Records from a data collection:
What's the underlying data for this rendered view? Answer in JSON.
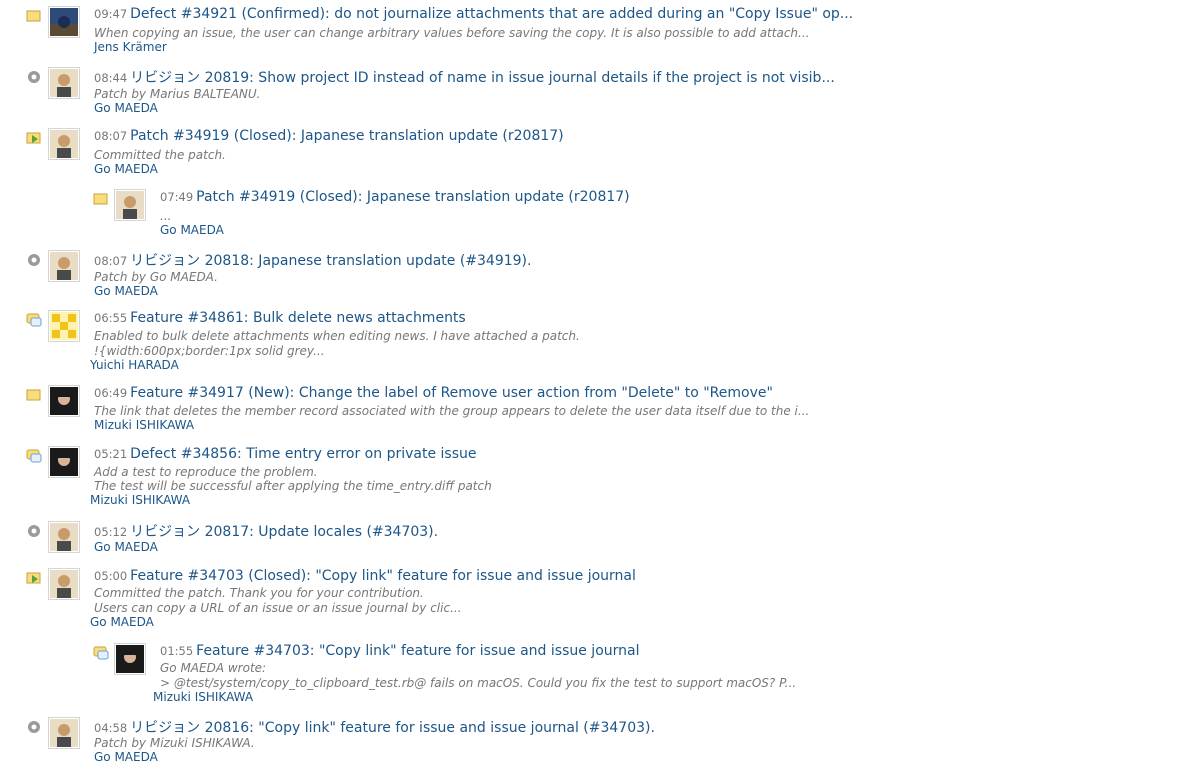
{
  "entries": [
    {
      "time": "09:47",
      "title": "Defect #34921 (Confirmed): do not journalize attachments that are added during an \"Copy Issue\" op...",
      "desc": [
        "When copying an issue, the user can change arbitrary values before saving the copy. It is also possible to add attach..."
      ],
      "author": "Jens Krämer",
      "icon": "note-icon",
      "avatar": "landscape"
    },
    {
      "time": "08:44",
      "title": "リビジョン 20819: Show project ID instead of name in issue journal details if the project is not visib...",
      "desc": [
        "Patch by Marius BALTEANU."
      ],
      "author": "Go MAEDA",
      "icon": "gear-icon",
      "avatar": "person"
    },
    {
      "time": "08:07",
      "title": "Patch #34919 (Closed): Japanese translation update (r20817)",
      "desc": [
        "Committed the patch."
      ],
      "author": "Go MAEDA",
      "icon": "closed-arrow-icon",
      "avatar": "person"
    },
    {
      "time": "07:49",
      "title": "Patch #34919 (Closed): Japanese translation update (r20817)",
      "desc": [
        "..."
      ],
      "author": "Go MAEDA",
      "icon": "note-icon",
      "avatar": "person"
    },
    {
      "time": "08:07",
      "title": "リビジョン 20818: Japanese translation update (#34919).",
      "desc": [
        "Patch by Go MAEDA."
      ],
      "author": "Go MAEDA",
      "icon": "gear-icon",
      "avatar": "person"
    },
    {
      "time": "06:55",
      "title": "Feature #34861: Bulk delete news attachments",
      "desc": [
        "Enabled to bulk delete attachments when editing news. I have attached a patch.",
        "!{width:600px;border:1px solid grey..."
      ],
      "author": "Yuichi HARADA",
      "icon": "comment-icon",
      "avatar": "pattern"
    },
    {
      "time": "06:49",
      "title": "Feature #34917 (New): Change the label of Remove user action from \"Delete\" to \"Remove\"",
      "desc": [
        "The link that deletes the member record associated with the group appears to delete the user data itself due to the i..."
      ],
      "author": "Mizuki ISHIKAWA",
      "icon": "note-icon",
      "avatar": "dark"
    },
    {
      "time": "05:21",
      "title": "Defect #34856: Time entry error on private issue",
      "desc": [
        "Add a test to reproduce the problem.",
        "The test will be successful after applying the time_entry.diff patch"
      ],
      "author": "Mizuki ISHIKAWA",
      "icon": "comment-icon",
      "avatar": "dark"
    },
    {
      "time": "05:12",
      "title": "リビジョン 20817: Update locales (#34703).",
      "desc": [],
      "author": "Go MAEDA",
      "icon": "gear-icon",
      "avatar": "person"
    },
    {
      "time": "05:00",
      "title": "Feature #34703 (Closed): \"Copy link\" feature for issue and issue journal",
      "desc": [
        "Committed the patch. Thank you for your contribution.",
        "Users can copy a URL of an issue or an issue journal by clic..."
      ],
      "author": "Go MAEDA",
      "icon": "closed-arrow-icon",
      "avatar": "person"
    },
    {
      "time": "01:55",
      "title": "Feature #34703: \"Copy link\" feature for issue and issue journal",
      "desc": [
        "Go MAEDA wrote:",
        "> @test/system/copy_to_clipboard_test.rb@ fails on macOS. Could you fix the test to support macOS? P..."
      ],
      "author": "Mizuki ISHIKAWA",
      "icon": "comment-icon",
      "avatar": "dark"
    },
    {
      "time": "04:58",
      "title": "リビジョン 20816: \"Copy link\" feature for issue and issue journal (#34703).",
      "desc": [
        "Patch by Mizuki ISHIKAWA."
      ],
      "author": "Go MAEDA",
      "icon": "gear-icon",
      "avatar": "person"
    }
  ]
}
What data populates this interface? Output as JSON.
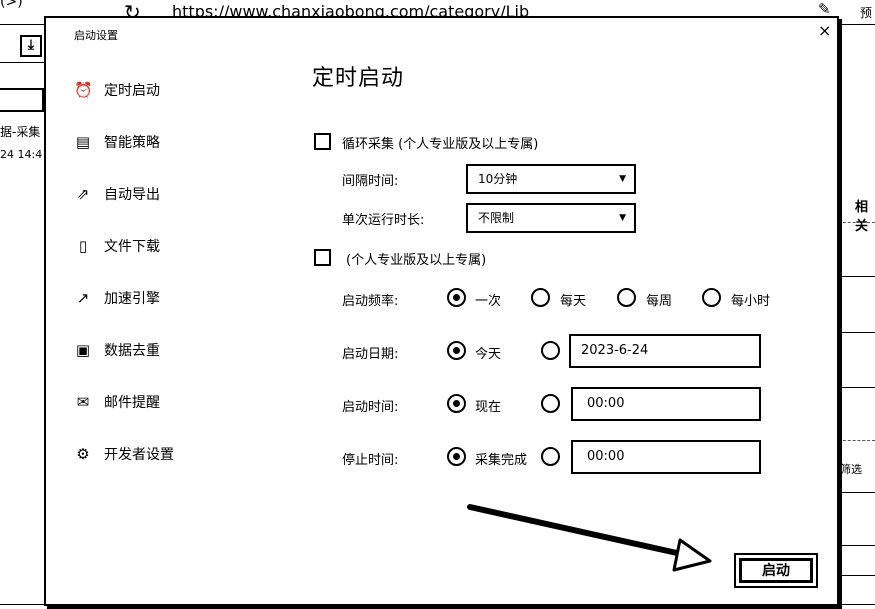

## Instructions to follow
Make an exact copy of the records shown above, without the pictures.

## Finished task
What's the underlying data for this rendered view? Answer in JSON.
{
  "entries": [
    {
      "time": "09:47",
      "title": "Defect #34921 (Confirmed): do not journalize attachments that are added during an \"Copy Issue\" op...",
      "desc": [
        "When copying an issue, the user can change arbitrary values before saving the copy. It is also possible to add attach..."
      ],
      "author": "Jens Krämer",
      "icon": "note-icon",
      "avatar": "landscape"
    },
    {
      "time": "08:44",
      "title": "リビジョン 20819: Show project ID instead of name in issue journal details if the project is not visib...",
      "desc": [
        "Patch by Marius BALTEANU."
      ],
      "author": "Go MAEDA",
      "icon": "gear-icon",
      "avatar": "person"
    },
    {
      "time": "08:07",
      "title": "Patch #34919 (Closed): Japanese translation update (r20817)",
      "desc": [
        "Committed the patch."
      ],
      "author": "Go MAEDA",
      "icon": "closed-arrow-icon",
      "avatar": "person"
    },
    {
      "time": "07:49",
      "title": "Patch #34919 (Closed): Japanese translation update (r20817)",
      "desc": [
        "..."
      ],
      "author": "Go MAEDA",
      "icon": "note-icon",
      "avatar": "person"
    },
    {
      "time": "08:07",
      "title": "リビジョン 20818: Japanese translation update (#34919).",
      "desc": [
        "Patch by Go MAEDA."
      ],
      "author": "Go MAEDA",
      "icon": "gear-icon",
      "avatar": "person"
    },
    {
      "time": "06:55",
      "title": "Feature #34861: Bulk delete news attachments",
      "desc": [
        "Enabled to bulk delete attachments when editing news. I have attached a patch.",
        "!{width:600px;border:1px solid grey..."
      ],
      "author": "Yuichi HARADA",
      "icon": "comment-icon",
      "avatar": "pattern"
    },
    {
      "time": "06:49",
      "title": "Feature #34917 (New): Change the label of Remove user action from \"Delete\" to \"Remove\"",
      "desc": [
        "The link that deletes the member record associated with the group appears to delete the user data itself due to the i..."
      ],
      "author": "Mizuki ISHIKAWA",
      "icon": "note-icon",
      "avatar": "dark"
    },
    {
      "time": "05:21",
      "title": "Defect #34856: Time entry error on private issue",
      "desc": [
        "Add a test to reproduce the problem.",
        "The test will be successful after applying the time_entry.diff patch"
      ],
      "author": "Mizuki ISHIKAWA",
      "icon": "comment-icon",
      "avatar": "dark"
    },
    {
      "time": "05:12",
      "title": "リビジョン 20817: Update locales (#34703).",
      "desc": [],
      "author": "Go MAEDA",
      "icon": "gear-icon",
      "avatar": "person"
    },
    {
      "time": "05:00",
      "title": "Feature #34703 (Closed): \"Copy link\" feature for issue and issue journal",
      "desc": [
        "Committed the patch. Thank you for your contribution.",
        "Users can copy a URL of an issue or an issue journal by clic..."
      ],
      "author": "Go MAEDA",
      "icon": "closed-arrow-icon",
      "avatar": "person"
    },
    {
      "time": "01:55",
      "title": "Feature #34703: \"Copy link\" feature for issue and issue journal",
      "desc": [
        "Go MAEDA wrote:",
        "> @test/system/copy_to_clipboard_test.rb@ fails on macOS. Could you fix the test to support macOS? P..."
      ],
      "author": "Mizuki ISHIKAWA",
      "icon": "comment-icon",
      "avatar": "dark"
    },
    {
      "time": "04:58",
      "title": "リビジョン 20816: \"Copy link\" feature for issue and issue journal (#34703).",
      "desc": [
        "Patch by Mizuki ISHIKAWA."
      ],
      "author": "Go MAEDA",
      "icon": "gear-icon",
      "avatar": "person"
    }
  ]
}
What data populates this interface? Output as JSON.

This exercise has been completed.